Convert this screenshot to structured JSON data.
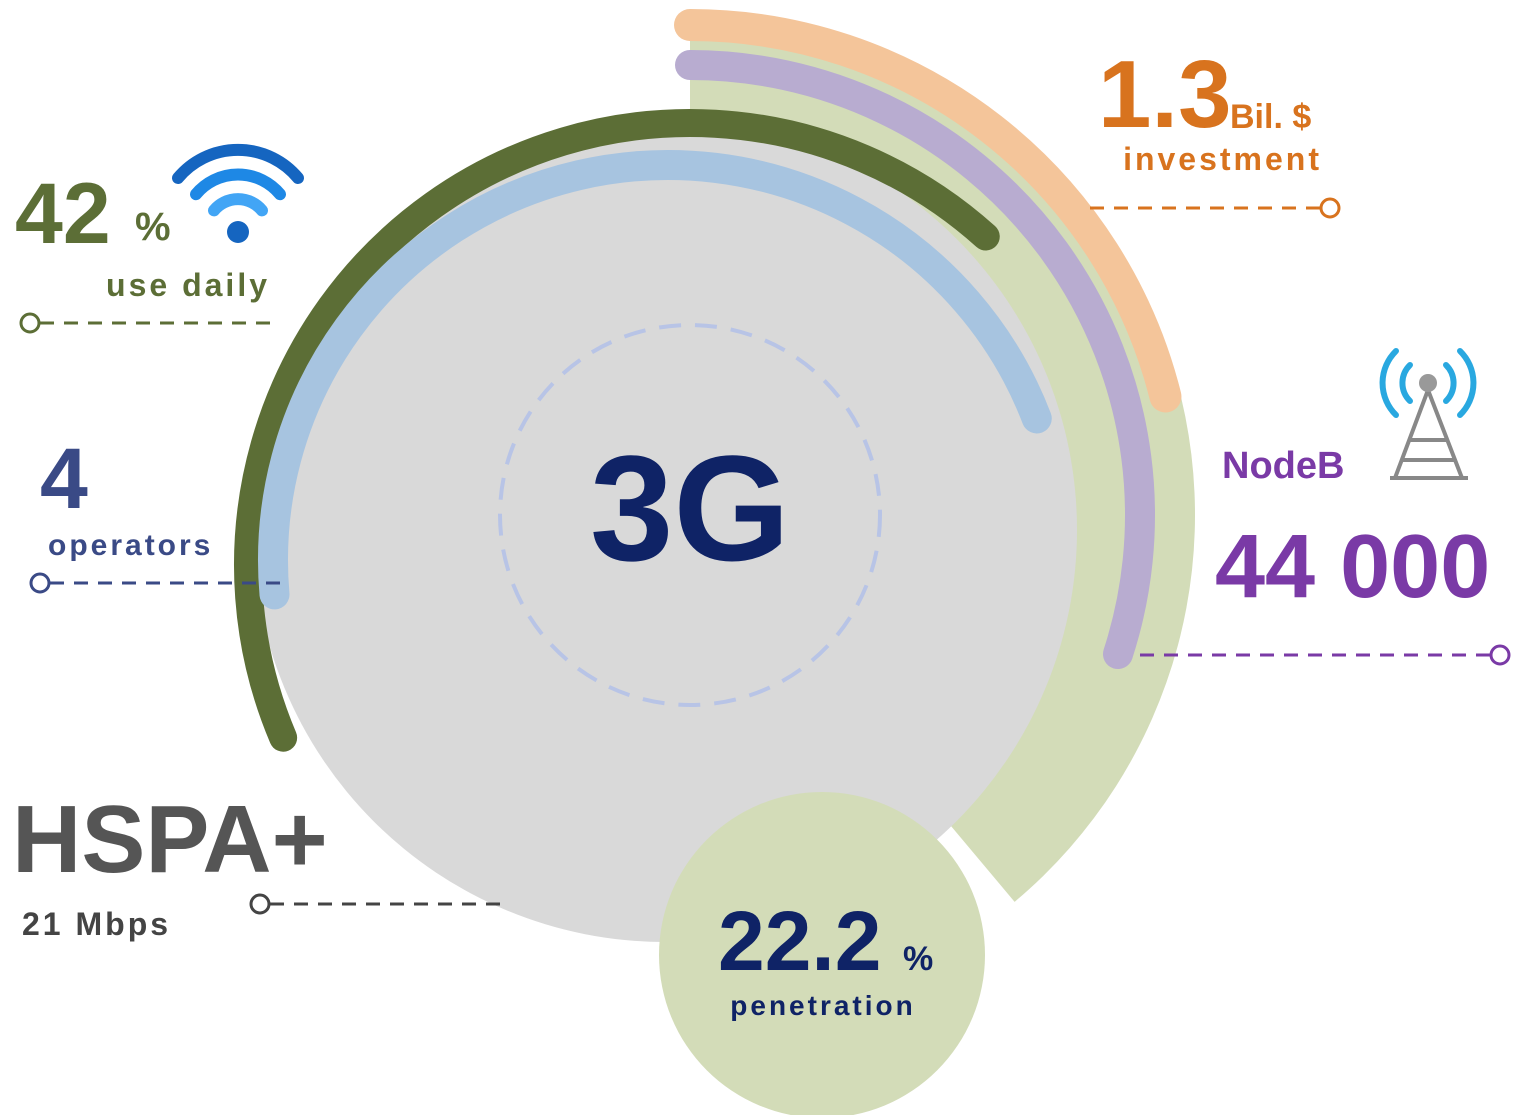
{
  "center": "3G",
  "stats": {
    "daily": {
      "value": "42",
      "unit": "%",
      "label": "use daily"
    },
    "operators": {
      "value": "4",
      "label": "operators"
    },
    "hspa": {
      "value": "HSPA+",
      "label": "21 Mbps"
    },
    "investment": {
      "value": "1.3",
      "unit": "Bil. $",
      "label": "investment"
    },
    "nodeb": {
      "label": "NodeB",
      "value": "44 000"
    },
    "penetration": {
      "value": "22.2",
      "unit": "%",
      "label": "penetration"
    }
  }
}
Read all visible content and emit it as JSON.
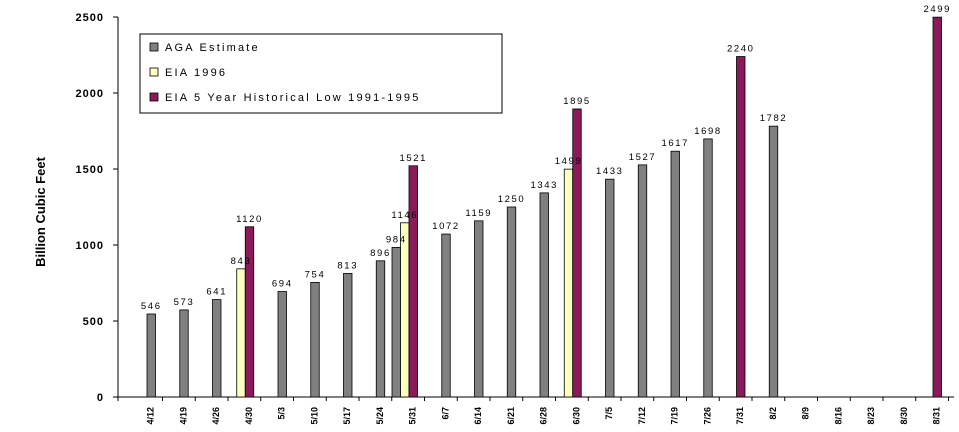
{
  "chart_data": {
    "type": "bar",
    "title": "",
    "xlabel": "",
    "ylabel": "Billion Cubic Feet",
    "ylim": [
      0,
      2500
    ],
    "yticks": [
      0,
      500,
      1000,
      1500,
      2000,
      2500
    ],
    "grid": false,
    "legend_position": "top-left",
    "categories": [
      "4/12",
      "4/19",
      "4/26",
      "4/30",
      "5/3",
      "5/10",
      "5/17",
      "5/24",
      "5/31",
      "6/7",
      "6/14",
      "6/21",
      "6/28",
      "6/30",
      "7/5",
      "7/12",
      "7/19",
      "7/26",
      "7/31",
      "8/2",
      "8/9",
      "8/16",
      "8/23",
      "8/30",
      "8/31"
    ],
    "series": [
      {
        "name": "AGA Estimate",
        "color": "#808080",
        "values": [
          546,
          573,
          641,
          null,
          694,
          754,
          813,
          896,
          984,
          1072,
          1159,
          1250,
          1343,
          null,
          1433,
          1527,
          1617,
          1698,
          null,
          1782,
          null,
          null,
          null,
          null,
          null
        ]
      },
      {
        "name": "EIA 1996",
        "color": "#ffffc0",
        "values": [
          null,
          null,
          null,
          843,
          null,
          null,
          null,
          null,
          1146,
          null,
          null,
          null,
          null,
          1499,
          null,
          null,
          null,
          null,
          null,
          null,
          null,
          null,
          null,
          null,
          null
        ]
      },
      {
        "name": "EIA 5 Year Historical Low 1991-1995",
        "color": "#8b1a5a",
        "values": [
          null,
          null,
          null,
          1120,
          null,
          null,
          null,
          null,
          1521,
          null,
          null,
          null,
          null,
          1895,
          null,
          null,
          null,
          null,
          2240,
          null,
          null,
          null,
          null,
          null,
          2499
        ]
      }
    ]
  }
}
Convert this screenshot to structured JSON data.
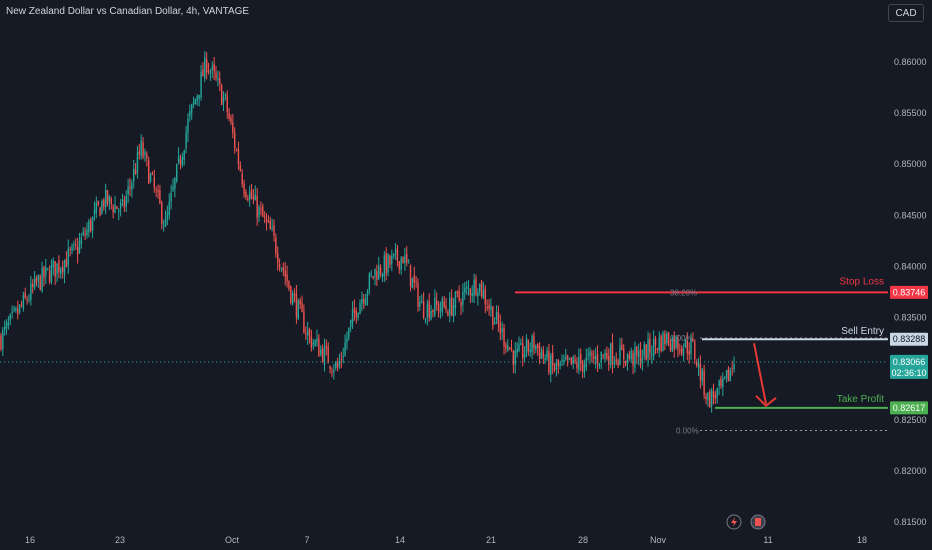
{
  "header": {
    "title": "New Zealand Dollar vs Canadian Dollar, 4h, VANTAGE",
    "currency_button": "CAD"
  },
  "colors": {
    "background": "#161a25",
    "up": "#26a69a",
    "down": "#ef5350",
    "stop_loss": "#f23645",
    "sell_entry": "#c8d6e5",
    "take_profit": "#4caf50",
    "current_price": "#26a69a",
    "arrow": "#e53935"
  },
  "chart_data": {
    "type": "candlestick",
    "symbol": "NZDCAD",
    "timeframe": "4h",
    "x_ticks": [
      "16",
      "23",
      "Oct",
      "7",
      "14",
      "21",
      "28",
      "Nov",
      "11",
      "18"
    ],
    "y_ticks": [
      "0.86000",
      "0.85500",
      "0.85000",
      "0.84500",
      "0.84000",
      "0.83500",
      "0.83000",
      "0.82500",
      "0.82000",
      "0.81500"
    ],
    "y_tick_values": [
      0.86,
      0.855,
      0.85,
      0.845,
      0.84,
      0.835,
      0.83,
      0.825,
      0.82,
      0.815
    ],
    "ylim": [
      0.8143,
      0.8645
    ],
    "approx_close_path": [
      {
        "bar": 0,
        "close": 0.833
      },
      {
        "bar": 20,
        "close": 0.8385
      },
      {
        "bar": 40,
        "close": 0.8415
      },
      {
        "bar": 55,
        "close": 0.8465
      },
      {
        "bar": 65,
        "close": 0.8455
      },
      {
        "bar": 75,
        "close": 0.8515
      },
      {
        "bar": 88,
        "close": 0.844
      },
      {
        "bar": 100,
        "close": 0.854
      },
      {
        "bar": 110,
        "close": 0.86
      },
      {
        "bar": 120,
        "close": 0.856
      },
      {
        "bar": 130,
        "close": 0.848
      },
      {
        "bar": 145,
        "close": 0.843
      },
      {
        "bar": 155,
        "close": 0.8375
      },
      {
        "bar": 165,
        "close": 0.833
      },
      {
        "bar": 180,
        "close": 0.83
      },
      {
        "bar": 190,
        "close": 0.836
      },
      {
        "bar": 200,
        "close": 0.8395
      },
      {
        "bar": 215,
        "close": 0.841
      },
      {
        "bar": 225,
        "close": 0.836
      },
      {
        "bar": 240,
        "close": 0.836
      },
      {
        "bar": 255,
        "close": 0.8385
      },
      {
        "bar": 265,
        "close": 0.8345
      },
      {
        "bar": 275,
        "close": 0.831
      },
      {
        "bar": 285,
        "close": 0.8325
      },
      {
        "bar": 295,
        "close": 0.83
      },
      {
        "bar": 310,
        "close": 0.8305
      },
      {
        "bar": 325,
        "close": 0.8315
      },
      {
        "bar": 340,
        "close": 0.831
      },
      {
        "bar": 355,
        "close": 0.833
      },
      {
        "bar": 370,
        "close": 0.832
      },
      {
        "bar": 378,
        "close": 0.827
      },
      {
        "bar": 386,
        "close": 0.828
      },
      {
        "bar": 392,
        "close": 0.8307
      }
    ],
    "levels": {
      "stop_loss": {
        "label": "Stop Loss",
        "price": 0.83746,
        "tag": "0.83746"
      },
      "sell_entry": {
        "label": "Sell Entry",
        "price": 0.83288,
        "tag": "0.83288"
      },
      "take_profit": {
        "label": "Take Profit",
        "price": 0.82617,
        "tag": "0.82617"
      }
    },
    "current_price": {
      "price": 0.83066,
      "tag": "0.83066",
      "countdown": "02:36:10"
    },
    "fib": [
      {
        "label": "38.20%",
        "price": 0.83746
      },
      {
        "label": "0.00%",
        "price": 0.833
      },
      {
        "label": "0.00%",
        "price": 0.82395
      }
    ]
  }
}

------------

- **GIVEN TASK**
Write out the whole listing again, exactly, with no pictures.

- **EXERCISE ANSWER**
Convert this screenshot to structured JSON data.
{
  "center": "3G",
  "stats": {
    "daily": {
      "value": "42",
      "unit": "%",
      "label": "use daily"
    },
    "operators": {
      "value": "4",
      "label": "operators"
    },
    "hspa": {
      "value": "HSPA+",
      "label": "21 Mbps"
    },
    "investment": {
      "value": "1.3",
      "unit": "Bil. $",
      "label": "investment"
    },
    "nodeb": {
      "label": "NodeB",
      "value": "44 000"
    },
    "penetration": {
      "value": "22.2",
      "unit": "%",
      "label": "penetration"
    }
  }
}
Read all visible content and emit it as JSON.
{
  "chart_data": {
    "type": "bar",
    "title": "",
    "xlabel": "",
    "ylabel": "Billion Cubic Feet",
    "ylim": [
      0,
      2500
    ],
    "yticks": [
      0,
      500,
      1000,
      1500,
      2000,
      2500
    ],
    "grid": false,
    "legend_position": "top-left",
    "categories": [
      "4/12",
      "4/19",
      "4/26",
      "4/30",
      "5/3",
      "5/10",
      "5/17",
      "5/24",
      "5/31",
      "6/7",
      "6/14",
      "6/21",
      "6/28",
      "6/30",
      "7/5",
      "7/12",
      "7/19",
      "7/26",
      "7/31",
      "8/2",
      "8/9",
      "8/16",
      "8/23",
      "8/30",
      "8/31"
    ],
    "series": [
      {
        "name": "AGA Estimate",
        "color": "#808080",
        "values": [
          546,
          573,
          641,
          null,
          694,
          754,
          813,
          896,
          984,
          1072,
          1159,
          1250,
          1343,
          null,
          1433,
          1527,
          1617,
          1698,
          null,
          1782,
          null,
          null,
          null,
          null,
          null
        ]
      },
      {
        "name": "EIA 1996",
        "color": "#ffffc0",
        "values": [
          null,
          null,
          null,
          843,
          null,
          null,
          null,
          null,
          1146,
          null,
          null,
          null,
          null,
          1499,
          null,
          null,
          null,
          null,
          null,
          null,
          null,
          null,
          null,
          null,
          null
        ]
      },
      {
        "name": "EIA 5 Year Historical Low 1991-1995",
        "color": "#8b1a5a",
        "values": [
          null,
          null,
          null,
          1120,
          null,
          null,
          null,
          null,
          1521,
          null,
          null,
          null,
          null,
          1895,
          null,
          null,
          null,
          null,
          2240,
          null,
          null,
          null,
          null,
          null,
          2499
        ]
      }
    ]
  }
}
Convert this screenshot to structured JSON data.
{
  "header": {
    "title": "New Zealand Dollar vs Canadian Dollar, 4h, VANTAGE",
    "currency_button": "CAD"
  },
  "colors": {
    "background": "#161a25",
    "up": "#26a69a",
    "down": "#ef5350",
    "stop_loss": "#f23645",
    "sell_entry": "#c8d6e5",
    "take_profit": "#4caf50",
    "current_price": "#26a69a",
    "arrow": "#e53935"
  },
  "chart_data": {
    "type": "candlestick",
    "symbol": "NZDCAD",
    "timeframe": "4h",
    "x_ticks": [
      "16",
      "23",
      "Oct",
      "7",
      "14",
      "21",
      "28",
      "Nov",
      "11",
      "18"
    ],
    "y_ticks": [
      "0.86000",
      "0.85500",
      "0.85000",
      "0.84500",
      "0.84000",
      "0.83500",
      "0.83000",
      "0.82500",
      "0.82000",
      "0.81500"
    ],
    "y_tick_values": [
      0.86,
      0.855,
      0.85,
      0.845,
      0.84,
      0.835,
      0.83,
      0.825,
      0.82,
      0.815
    ],
    "ylim": [
      0.8143,
      0.8645
    ],
    "approx_close_path": [
      {
        "bar": 0,
        "close": 0.833
      },
      {
        "bar": 20,
        "close": 0.8385
      },
      {
        "bar": 40,
        "close": 0.8415
      },
      {
        "bar": 55,
        "close": 0.8465
      },
      {
        "bar": 65,
        "close": 0.8455
      },
      {
        "bar": 75,
        "close": 0.8515
      },
      {
        "bar": 88,
        "close": 0.844
      },
      {
        "bar": 100,
        "close": 0.854
      },
      {
        "bar": 110,
        "close": 0.86
      },
      {
        "bar": 120,
        "close": 0.856
      },
      {
        "bar": 130,
        "close": 0.848
      },
      {
        "bar": 145,
        "close": 0.843
      },
      {
        "bar": 155,
        "close": 0.8375
      },
      {
        "bar": 165,
        "close": 0.833
      },
      {
        "bar": 180,
        "close": 0.83
      },
      {
        "bar": 190,
        "close": 0.836
      },
      {
        "bar": 200,
        "close": 0.8395
      },
      {
        "bar": 215,
        "close": 0.841
      },
      {
        "bar": 225,
        "close": 0.836
      },
      {
        "bar": 240,
        "close": 0.836
      },
      {
        "bar": 255,
        "close": 0.8385
      },
      {
        "bar": 265,
        "close": 0.8345
      },
      {
        "bar": 275,
        "close": 0.831
      },
      {
        "bar": 285,
        "close": 0.8325
      },
      {
        "bar": 295,
        "close": 0.83
      },
      {
        "bar": 310,
        "close": 0.8305
      },
      {
        "bar": 325,
        "close": 0.8315
      },
      {
        "bar": 340,
        "close": 0.831
      },
      {
        "bar": 355,
        "close": 0.833
      },
      {
        "bar": 370,
        "close": 0.832
      },
      {
        "bar": 378,
        "close": 0.827
      },
      {
        "bar": 386,
        "close": 0.828
      },
      {
        "bar": 392,
        "close": 0.8307
      }
    ],
    "levels": {
      "stop_loss": {
        "label": "Stop Loss",
        "price": 0.83746,
        "tag": "0.83746"
      },
      "sell_entry": {
        "label": "Sell Entry",
        "price": 0.83288,
        "tag": "0.83288"
      },
      "take_profit": {
        "label": "Take Profit",
        "price": 0.82617,
        "tag": "0.82617"
      }
    },
    "current_price": {
      "price": 0.83066,
      "tag": "0.83066",
      "countdown": "02:36:10"
    },
    "fib": [
      {
        "label": "38.20%",
        "price": 0.83746
      },
      {
        "label": "0.00%",
        "price": 0.833
      },
      {
        "label": "0.00%",
        "price": 0.82395
      }
    ]
  }
}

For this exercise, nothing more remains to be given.